**Exercise description**
Please quote the material exactly, every line of it.

**Listing**
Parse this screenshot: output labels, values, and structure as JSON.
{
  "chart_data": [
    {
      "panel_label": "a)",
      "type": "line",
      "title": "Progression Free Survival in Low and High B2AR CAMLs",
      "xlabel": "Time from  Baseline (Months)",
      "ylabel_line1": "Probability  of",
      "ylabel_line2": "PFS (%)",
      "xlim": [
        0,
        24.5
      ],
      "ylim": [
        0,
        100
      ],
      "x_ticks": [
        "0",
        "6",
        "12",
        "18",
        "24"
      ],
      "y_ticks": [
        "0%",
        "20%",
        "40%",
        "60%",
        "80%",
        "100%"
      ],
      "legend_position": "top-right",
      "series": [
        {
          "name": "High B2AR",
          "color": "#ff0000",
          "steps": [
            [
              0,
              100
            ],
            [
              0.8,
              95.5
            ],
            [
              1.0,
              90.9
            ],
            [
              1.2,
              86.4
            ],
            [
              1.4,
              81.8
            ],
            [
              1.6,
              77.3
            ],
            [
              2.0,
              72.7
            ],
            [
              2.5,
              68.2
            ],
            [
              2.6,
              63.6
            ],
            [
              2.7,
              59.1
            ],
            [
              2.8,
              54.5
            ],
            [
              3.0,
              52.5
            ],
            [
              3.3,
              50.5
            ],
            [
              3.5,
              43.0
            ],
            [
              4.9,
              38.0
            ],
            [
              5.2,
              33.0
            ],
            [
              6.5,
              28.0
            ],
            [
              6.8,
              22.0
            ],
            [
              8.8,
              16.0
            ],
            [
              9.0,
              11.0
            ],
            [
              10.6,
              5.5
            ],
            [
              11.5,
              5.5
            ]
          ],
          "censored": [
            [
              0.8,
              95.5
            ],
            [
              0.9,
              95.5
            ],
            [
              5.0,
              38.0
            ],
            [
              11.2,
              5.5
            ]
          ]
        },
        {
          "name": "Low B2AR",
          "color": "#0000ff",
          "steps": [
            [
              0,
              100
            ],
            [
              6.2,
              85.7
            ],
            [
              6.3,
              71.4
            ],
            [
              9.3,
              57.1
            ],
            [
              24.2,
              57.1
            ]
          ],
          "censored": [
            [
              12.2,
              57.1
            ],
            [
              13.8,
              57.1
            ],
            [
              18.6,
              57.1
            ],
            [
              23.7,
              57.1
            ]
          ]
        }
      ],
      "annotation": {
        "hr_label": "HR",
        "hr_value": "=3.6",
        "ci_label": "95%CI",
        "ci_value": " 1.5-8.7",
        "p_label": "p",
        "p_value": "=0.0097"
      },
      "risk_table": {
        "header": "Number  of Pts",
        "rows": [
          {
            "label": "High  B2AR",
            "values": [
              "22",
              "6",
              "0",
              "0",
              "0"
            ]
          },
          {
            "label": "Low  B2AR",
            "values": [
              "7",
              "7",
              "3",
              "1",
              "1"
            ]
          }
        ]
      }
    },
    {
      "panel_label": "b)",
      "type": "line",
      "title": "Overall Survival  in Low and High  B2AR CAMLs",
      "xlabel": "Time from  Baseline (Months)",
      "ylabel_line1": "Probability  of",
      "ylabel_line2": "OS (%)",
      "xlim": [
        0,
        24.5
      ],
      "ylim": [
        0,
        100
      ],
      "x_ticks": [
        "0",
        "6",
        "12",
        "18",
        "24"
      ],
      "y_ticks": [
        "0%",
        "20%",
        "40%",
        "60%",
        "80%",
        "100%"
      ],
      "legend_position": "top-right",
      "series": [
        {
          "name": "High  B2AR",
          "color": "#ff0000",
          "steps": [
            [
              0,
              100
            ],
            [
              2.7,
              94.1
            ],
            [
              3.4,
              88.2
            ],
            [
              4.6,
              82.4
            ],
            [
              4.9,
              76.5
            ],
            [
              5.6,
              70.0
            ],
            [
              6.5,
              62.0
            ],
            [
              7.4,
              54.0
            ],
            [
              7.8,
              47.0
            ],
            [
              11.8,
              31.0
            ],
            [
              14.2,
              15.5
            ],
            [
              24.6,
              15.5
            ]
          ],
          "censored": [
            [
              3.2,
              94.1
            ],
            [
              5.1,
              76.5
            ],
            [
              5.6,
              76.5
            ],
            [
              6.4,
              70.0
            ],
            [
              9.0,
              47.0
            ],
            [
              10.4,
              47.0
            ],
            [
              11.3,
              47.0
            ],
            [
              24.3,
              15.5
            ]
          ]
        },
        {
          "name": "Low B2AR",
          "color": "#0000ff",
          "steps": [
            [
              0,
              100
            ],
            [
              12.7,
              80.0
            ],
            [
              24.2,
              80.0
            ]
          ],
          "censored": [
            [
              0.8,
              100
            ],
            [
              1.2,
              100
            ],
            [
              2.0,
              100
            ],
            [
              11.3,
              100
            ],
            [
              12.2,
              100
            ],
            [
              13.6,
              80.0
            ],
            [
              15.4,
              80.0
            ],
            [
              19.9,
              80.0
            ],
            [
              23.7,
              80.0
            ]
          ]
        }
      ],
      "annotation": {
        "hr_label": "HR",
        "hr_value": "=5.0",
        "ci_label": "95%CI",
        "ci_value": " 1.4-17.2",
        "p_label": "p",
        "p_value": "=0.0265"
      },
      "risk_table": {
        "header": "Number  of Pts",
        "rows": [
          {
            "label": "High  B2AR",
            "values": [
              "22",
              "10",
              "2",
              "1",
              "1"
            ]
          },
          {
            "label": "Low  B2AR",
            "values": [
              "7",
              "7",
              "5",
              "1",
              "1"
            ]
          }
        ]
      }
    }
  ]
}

**Task answer**
Parse this screenshot: output labels, values, and structure as JSON.
{
  "chart_data": [
    {
      "panel_label": "a)",
      "type": "line",
      "title": "Progression Free Survival in Low and High B2AR CAMLs",
      "xlabel": "Time from  Baseline (Months)",
      "ylabel_line1": "Probability  of",
      "ylabel_line2": "PFS (%)",
      "xlim": [
        0,
        24.5
      ],
      "ylim": [
        0,
        100
      ],
      "x_ticks": [
        "0",
        "6",
        "12",
        "18",
        "24"
      ],
      "y_ticks": [
        "0%",
        "20%",
        "40%",
        "60%",
        "80%",
        "100%"
      ],
      "legend_position": "top-right",
      "series": [
        {
          "name": "High B2AR",
          "color": "#ff0000",
          "steps": [
            [
              0,
              100
            ],
            [
              0.8,
              95.5
            ],
            [
              1.0,
              90.9
            ],
            [
              1.2,
              86.4
            ],
            [
              1.4,
              81.8
            ],
            [
              1.6,
              77.3
            ],
            [
              2.0,
              72.7
            ],
            [
              2.5,
              68.2
            ],
            [
              2.6,
              63.6
            ],
            [
              2.7,
              59.1
            ],
            [
              2.8,
              54.5
            ],
            [
              3.0,
              52.5
            ],
            [
              3.3,
              50.5
            ],
            [
              3.5,
              43.0
            ],
            [
              4.9,
              38.0
            ],
            [
              5.2,
              33.0
            ],
            [
              6.5,
              28.0
            ],
            [
              6.8,
              22.0
            ],
            [
              8.8,
              16.0
            ],
            [
              9.0,
              11.0
            ],
            [
              10.6,
              5.5
            ],
            [
              11.5,
              5.5
            ]
          ],
          "censored": [
            [
              0.8,
              95.5
            ],
            [
              0.9,
              95.5
            ],
            [
              5.0,
              38.0
            ],
            [
              11.2,
              5.5
            ]
          ]
        },
        {
          "name": "Low B2AR",
          "color": "#0000ff",
          "steps": [
            [
              0,
              100
            ],
            [
              6.2,
              85.7
            ],
            [
              6.3,
              71.4
            ],
            [
              9.3,
              57.1
            ],
            [
              24.2,
              57.1
            ]
          ],
          "censored": [
            [
              12.2,
              57.1
            ],
            [
              13.8,
              57.1
            ],
            [
              18.6,
              57.1
            ],
            [
              23.7,
              57.1
            ]
          ]
        }
      ],
      "annotation": {
        "hr_label": "HR",
        "hr_value": "=3.6",
        "ci_label": "95%CI",
        "ci_value": " 1.5-8.7",
        "p_label": "p",
        "p_value": "=0.0097"
      },
      "risk_table": {
        "header": "Number  of Pts",
        "rows": [
          {
            "label": "High  B2AR",
            "values": [
              "22",
              "6",
              "0",
              "0",
              "0"
            ]
          },
          {
            "label": "Low  B2AR",
            "values": [
              "7",
              "7",
              "3",
              "1",
              "1"
            ]
          }
        ]
      }
    },
    {
      "panel_label": "b)",
      "type": "line",
      "title": "Overall Survival  in Low and High  B2AR CAMLs",
      "xlabel": "Time from  Baseline (Months)",
      "ylabel_line1": "Probability  of",
      "ylabel_line2": "OS (%)",
      "xlim": [
        0,
        24.5
      ],
      "ylim": [
        0,
        100
      ],
      "x_ticks": [
        "0",
        "6",
        "12",
        "18",
        "24"
      ],
      "y_ticks": [
        "0%",
        "20%",
        "40%",
        "60%",
        "80%",
        "100%"
      ],
      "legend_position": "top-right",
      "series": [
        {
          "name": "High  B2AR",
          "color": "#ff0000",
          "steps": [
            [
              0,
              100
            ],
            [
              2.7,
              94.1
            ],
            [
              3.4,
              88.2
            ],
            [
              4.6,
              82.4
            ],
            [
              4.9,
              76.5
            ],
            [
              5.6,
              70.0
            ],
            [
              6.5,
              62.0
            ],
            [
              7.4,
              54.0
            ],
            [
              7.8,
              47.0
            ],
            [
              11.8,
              31.0
            ],
            [
              14.2,
              15.5
            ],
            [
              24.6,
              15.5
            ]
          ],
          "censored": [
            [
              3.2,
              94.1
            ],
            [
              5.1,
              76.5
            ],
            [
              5.6,
              76.5
            ],
            [
              6.4,
              70.0
            ],
            [
              9.0,
              47.0
            ],
            [
              10.4,
              47.0
            ],
            [
              11.3,
              47.0
            ],
            [
              24.3,
              15.5
            ]
          ]
        },
        {
          "name": "Low B2AR",
          "color": "#0000ff",
          "steps": [
            [
              0,
              100
            ],
            [
              12.7,
              80.0
            ],
            [
              24.2,
              80.0
            ]
          ],
          "censored": [
            [
              0.8,
              100
            ],
            [
              1.2,
              100
            ],
            [
              2.0,
              100
            ],
            [
              11.3,
              100
            ],
            [
              12.2,
              100
            ],
            [
              13.6,
              80.0
            ],
            [
              15.4,
              80.0
            ],
            [
              19.9,
              80.0
            ],
            [
              23.7,
              80.0
            ]
          ]
        }
      ],
      "annotation": {
        "hr_label": "HR",
        "hr_value": "=5.0",
        "ci_label": "95%CI",
        "ci_value": " 1.4-17.2",
        "p_label": "p",
        "p_value": "=0.0265"
      },
      "risk_table": {
        "header": "Number  of Pts",
        "rows": [
          {
            "label": "High  B2AR",
            "values": [
              "22",
              "10",
              "2",
              "1",
              "1"
            ]
          },
          {
            "label": "Low  B2AR",
            "values": [
              "7",
              "7",
              "5",
              "1",
              "1"
            ]
          }
        ]
      }
    }
  ]
}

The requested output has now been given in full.